▸ **Data for this task**:
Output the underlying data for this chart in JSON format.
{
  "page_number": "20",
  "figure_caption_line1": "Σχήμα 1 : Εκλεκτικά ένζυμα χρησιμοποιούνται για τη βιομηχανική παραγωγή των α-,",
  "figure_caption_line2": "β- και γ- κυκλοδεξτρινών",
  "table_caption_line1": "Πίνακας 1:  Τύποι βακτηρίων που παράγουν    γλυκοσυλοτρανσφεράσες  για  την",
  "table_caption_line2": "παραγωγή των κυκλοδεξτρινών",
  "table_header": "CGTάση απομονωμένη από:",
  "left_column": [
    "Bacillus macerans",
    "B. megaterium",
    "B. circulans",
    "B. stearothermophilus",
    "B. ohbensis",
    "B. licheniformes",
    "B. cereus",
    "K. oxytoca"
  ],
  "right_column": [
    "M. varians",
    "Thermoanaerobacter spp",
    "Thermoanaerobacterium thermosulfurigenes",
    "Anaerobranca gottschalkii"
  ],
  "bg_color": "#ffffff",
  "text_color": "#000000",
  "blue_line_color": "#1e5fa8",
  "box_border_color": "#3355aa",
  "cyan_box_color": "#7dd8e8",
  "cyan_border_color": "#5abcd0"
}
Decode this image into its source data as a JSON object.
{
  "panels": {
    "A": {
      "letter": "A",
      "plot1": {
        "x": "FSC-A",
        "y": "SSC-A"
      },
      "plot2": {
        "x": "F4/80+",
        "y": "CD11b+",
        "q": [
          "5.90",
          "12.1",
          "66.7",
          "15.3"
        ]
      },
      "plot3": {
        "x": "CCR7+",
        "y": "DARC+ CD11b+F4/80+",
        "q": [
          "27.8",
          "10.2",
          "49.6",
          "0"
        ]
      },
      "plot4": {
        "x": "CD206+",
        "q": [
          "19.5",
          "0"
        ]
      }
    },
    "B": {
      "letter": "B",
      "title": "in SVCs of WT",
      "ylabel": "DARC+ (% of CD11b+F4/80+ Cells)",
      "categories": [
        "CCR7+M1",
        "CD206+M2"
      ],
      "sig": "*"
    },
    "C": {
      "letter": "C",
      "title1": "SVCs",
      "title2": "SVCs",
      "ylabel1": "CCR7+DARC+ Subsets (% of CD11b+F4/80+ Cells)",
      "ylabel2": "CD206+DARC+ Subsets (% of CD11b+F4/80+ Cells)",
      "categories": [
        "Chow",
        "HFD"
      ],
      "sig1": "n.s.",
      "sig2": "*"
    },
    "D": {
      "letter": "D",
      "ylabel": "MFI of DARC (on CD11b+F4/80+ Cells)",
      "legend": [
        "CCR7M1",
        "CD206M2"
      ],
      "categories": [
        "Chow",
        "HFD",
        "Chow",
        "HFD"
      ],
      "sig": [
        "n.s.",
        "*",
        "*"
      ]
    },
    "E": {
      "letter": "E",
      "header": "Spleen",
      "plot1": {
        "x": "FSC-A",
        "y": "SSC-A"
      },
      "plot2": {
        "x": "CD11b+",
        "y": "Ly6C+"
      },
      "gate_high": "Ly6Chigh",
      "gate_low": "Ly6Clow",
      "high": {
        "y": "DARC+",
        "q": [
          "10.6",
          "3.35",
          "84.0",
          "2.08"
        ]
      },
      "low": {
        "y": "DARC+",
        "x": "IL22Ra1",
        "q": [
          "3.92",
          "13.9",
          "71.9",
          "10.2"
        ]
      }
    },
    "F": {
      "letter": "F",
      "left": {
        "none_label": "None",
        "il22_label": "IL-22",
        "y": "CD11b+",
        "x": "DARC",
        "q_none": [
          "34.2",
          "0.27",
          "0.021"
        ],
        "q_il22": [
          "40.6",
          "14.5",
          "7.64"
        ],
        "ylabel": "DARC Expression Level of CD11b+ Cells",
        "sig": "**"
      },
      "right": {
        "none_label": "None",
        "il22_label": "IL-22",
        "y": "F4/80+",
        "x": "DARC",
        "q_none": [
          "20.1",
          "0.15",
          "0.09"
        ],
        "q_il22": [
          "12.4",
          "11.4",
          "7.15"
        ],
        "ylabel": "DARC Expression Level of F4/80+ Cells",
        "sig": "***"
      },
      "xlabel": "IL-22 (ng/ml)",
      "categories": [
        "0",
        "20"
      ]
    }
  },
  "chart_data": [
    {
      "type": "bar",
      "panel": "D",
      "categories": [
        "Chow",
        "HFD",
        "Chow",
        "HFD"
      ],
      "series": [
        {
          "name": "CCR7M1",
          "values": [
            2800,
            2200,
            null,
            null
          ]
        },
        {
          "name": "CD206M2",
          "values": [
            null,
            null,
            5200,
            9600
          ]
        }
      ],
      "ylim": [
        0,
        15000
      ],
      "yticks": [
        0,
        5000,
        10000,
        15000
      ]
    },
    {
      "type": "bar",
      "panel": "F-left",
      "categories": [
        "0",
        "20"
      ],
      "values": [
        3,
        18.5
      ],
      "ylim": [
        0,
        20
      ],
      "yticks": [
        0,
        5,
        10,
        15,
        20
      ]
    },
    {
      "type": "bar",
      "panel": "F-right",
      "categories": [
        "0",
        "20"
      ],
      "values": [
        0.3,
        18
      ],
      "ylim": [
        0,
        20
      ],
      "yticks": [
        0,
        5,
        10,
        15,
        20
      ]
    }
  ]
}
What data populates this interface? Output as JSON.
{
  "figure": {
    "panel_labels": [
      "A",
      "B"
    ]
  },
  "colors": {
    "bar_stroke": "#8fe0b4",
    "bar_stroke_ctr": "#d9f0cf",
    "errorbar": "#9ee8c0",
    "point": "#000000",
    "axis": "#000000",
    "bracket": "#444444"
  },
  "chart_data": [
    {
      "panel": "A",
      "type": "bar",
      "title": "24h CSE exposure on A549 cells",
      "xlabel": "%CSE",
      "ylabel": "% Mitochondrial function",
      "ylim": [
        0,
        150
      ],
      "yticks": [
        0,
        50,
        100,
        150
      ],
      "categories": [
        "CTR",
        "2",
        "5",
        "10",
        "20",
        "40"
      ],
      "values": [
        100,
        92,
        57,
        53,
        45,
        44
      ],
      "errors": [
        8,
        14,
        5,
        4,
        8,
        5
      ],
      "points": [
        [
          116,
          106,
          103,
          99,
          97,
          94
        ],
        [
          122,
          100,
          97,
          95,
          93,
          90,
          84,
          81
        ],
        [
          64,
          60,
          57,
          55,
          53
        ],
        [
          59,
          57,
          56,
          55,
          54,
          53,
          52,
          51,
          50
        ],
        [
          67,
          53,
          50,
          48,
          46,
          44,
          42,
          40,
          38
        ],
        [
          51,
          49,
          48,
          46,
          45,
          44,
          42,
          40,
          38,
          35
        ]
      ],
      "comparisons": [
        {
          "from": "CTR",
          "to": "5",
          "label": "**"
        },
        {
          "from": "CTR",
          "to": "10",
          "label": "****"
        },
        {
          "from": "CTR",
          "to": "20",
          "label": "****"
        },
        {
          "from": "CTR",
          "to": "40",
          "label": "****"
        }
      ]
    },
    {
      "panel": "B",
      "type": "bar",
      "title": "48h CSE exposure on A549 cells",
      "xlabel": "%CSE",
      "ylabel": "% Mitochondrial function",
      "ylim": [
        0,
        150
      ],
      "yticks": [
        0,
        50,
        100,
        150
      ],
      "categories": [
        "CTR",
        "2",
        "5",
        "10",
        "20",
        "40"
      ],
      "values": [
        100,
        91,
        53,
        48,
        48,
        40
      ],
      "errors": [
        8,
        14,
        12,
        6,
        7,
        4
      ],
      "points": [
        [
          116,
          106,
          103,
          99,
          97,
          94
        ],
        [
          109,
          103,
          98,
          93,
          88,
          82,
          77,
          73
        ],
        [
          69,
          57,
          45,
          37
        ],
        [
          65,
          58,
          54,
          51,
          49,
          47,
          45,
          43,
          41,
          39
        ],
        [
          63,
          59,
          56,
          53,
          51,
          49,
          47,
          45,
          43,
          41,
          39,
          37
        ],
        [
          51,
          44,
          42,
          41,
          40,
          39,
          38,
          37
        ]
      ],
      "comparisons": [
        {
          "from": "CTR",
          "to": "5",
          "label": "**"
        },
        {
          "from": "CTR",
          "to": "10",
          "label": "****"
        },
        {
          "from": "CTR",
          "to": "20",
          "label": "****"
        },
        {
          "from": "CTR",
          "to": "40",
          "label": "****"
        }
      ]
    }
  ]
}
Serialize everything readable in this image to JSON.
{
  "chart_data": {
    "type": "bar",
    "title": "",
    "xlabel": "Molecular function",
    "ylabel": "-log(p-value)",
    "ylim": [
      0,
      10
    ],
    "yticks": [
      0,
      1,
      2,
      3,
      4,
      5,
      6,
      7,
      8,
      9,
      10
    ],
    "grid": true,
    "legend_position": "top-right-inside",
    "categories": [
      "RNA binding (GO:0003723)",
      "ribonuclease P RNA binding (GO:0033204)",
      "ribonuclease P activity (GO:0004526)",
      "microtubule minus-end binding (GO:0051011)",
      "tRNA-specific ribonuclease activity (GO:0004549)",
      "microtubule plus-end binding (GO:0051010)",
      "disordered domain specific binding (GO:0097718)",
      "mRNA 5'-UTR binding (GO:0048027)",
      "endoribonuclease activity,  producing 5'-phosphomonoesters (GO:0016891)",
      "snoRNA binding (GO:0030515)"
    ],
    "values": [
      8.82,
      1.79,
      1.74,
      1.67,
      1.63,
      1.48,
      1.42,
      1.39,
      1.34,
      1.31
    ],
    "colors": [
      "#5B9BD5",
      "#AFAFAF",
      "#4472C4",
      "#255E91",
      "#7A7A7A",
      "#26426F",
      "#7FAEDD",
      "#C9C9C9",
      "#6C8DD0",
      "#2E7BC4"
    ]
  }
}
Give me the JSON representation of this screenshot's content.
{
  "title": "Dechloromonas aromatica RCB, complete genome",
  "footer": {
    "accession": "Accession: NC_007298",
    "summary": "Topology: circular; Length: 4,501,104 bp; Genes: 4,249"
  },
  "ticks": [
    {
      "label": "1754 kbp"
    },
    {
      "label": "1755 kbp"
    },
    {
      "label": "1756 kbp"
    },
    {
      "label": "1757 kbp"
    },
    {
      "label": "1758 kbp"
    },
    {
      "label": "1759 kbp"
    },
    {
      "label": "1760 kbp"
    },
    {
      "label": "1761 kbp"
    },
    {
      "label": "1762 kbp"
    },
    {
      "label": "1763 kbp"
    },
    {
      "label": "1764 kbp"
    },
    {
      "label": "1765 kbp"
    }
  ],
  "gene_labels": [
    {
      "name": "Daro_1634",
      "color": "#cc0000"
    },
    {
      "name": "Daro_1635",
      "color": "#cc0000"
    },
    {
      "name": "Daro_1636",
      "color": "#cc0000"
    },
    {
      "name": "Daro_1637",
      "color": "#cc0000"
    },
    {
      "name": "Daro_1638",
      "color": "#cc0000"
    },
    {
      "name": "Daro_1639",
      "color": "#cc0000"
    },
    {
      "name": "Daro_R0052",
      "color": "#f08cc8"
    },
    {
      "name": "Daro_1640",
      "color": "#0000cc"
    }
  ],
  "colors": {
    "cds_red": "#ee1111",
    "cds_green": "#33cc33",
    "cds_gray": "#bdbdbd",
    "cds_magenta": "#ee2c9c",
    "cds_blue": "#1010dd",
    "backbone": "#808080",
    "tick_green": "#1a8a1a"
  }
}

▸ **Task objective**: Using the records above, list each line that includes "exposure".

▸ **Result for this task**:
      "title": "24h CSE exposure on A549 cells",
      "title": "48h CSE exposure on A549 cells",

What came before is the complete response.